**Task description**
Check every line below for the word "JSON" and copy the ones that have it.

Rows from a figure dataset:
----

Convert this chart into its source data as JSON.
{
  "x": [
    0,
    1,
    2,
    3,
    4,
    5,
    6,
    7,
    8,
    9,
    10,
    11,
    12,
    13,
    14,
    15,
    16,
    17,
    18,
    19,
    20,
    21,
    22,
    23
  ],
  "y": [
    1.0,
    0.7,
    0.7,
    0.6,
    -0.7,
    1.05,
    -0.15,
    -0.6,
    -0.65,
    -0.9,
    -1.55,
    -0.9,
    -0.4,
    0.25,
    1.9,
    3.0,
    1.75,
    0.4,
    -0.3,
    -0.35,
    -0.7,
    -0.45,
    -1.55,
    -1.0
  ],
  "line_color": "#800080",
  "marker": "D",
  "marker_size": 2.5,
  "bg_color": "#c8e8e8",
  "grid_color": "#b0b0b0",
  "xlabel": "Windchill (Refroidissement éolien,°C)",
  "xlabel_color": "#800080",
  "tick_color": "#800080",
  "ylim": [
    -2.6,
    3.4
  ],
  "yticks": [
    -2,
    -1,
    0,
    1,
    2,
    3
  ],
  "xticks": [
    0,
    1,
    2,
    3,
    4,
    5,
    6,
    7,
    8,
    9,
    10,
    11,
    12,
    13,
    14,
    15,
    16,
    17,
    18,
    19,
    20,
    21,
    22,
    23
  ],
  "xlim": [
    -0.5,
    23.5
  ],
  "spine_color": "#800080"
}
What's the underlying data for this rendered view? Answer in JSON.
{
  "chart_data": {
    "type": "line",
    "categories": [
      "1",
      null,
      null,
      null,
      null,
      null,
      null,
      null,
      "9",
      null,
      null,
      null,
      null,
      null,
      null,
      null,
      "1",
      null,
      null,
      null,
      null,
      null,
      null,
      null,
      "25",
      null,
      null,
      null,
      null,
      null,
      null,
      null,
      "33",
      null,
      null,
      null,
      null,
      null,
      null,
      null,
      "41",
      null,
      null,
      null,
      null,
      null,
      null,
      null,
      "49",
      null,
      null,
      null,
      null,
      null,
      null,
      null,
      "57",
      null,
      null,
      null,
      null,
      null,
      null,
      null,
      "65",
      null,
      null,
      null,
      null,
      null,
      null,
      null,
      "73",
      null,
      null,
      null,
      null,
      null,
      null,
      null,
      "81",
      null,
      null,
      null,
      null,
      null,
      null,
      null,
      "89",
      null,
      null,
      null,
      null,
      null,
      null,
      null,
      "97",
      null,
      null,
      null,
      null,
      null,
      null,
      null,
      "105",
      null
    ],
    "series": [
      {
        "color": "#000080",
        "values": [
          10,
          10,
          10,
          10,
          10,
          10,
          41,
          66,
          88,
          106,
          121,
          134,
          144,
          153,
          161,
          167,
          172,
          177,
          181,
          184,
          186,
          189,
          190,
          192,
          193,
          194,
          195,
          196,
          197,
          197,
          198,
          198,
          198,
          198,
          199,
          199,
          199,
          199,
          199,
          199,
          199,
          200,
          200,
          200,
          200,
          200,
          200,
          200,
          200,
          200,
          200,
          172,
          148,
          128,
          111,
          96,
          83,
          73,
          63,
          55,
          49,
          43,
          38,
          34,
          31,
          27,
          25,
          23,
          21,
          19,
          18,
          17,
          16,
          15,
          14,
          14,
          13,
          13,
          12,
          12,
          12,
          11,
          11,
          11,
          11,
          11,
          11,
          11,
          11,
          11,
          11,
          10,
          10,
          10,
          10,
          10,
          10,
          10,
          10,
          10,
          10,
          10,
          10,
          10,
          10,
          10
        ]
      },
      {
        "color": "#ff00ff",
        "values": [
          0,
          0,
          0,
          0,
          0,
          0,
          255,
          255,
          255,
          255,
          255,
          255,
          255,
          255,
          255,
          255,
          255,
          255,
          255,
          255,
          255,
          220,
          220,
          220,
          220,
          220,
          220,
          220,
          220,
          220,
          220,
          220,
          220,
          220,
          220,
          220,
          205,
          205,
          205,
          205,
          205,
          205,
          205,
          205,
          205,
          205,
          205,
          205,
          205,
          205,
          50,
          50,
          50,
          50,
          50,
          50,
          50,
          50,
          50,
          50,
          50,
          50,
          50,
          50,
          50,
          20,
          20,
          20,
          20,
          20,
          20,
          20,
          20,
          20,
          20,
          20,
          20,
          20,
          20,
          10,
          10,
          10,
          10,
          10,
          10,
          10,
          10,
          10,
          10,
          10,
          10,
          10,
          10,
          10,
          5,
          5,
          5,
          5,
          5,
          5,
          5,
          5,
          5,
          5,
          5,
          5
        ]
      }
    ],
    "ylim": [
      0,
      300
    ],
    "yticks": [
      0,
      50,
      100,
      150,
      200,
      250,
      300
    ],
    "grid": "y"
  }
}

----

**Complete response**
Convert this chart into its source data as JSON.
What's the underlying data for this rendered view? Answer in JSON.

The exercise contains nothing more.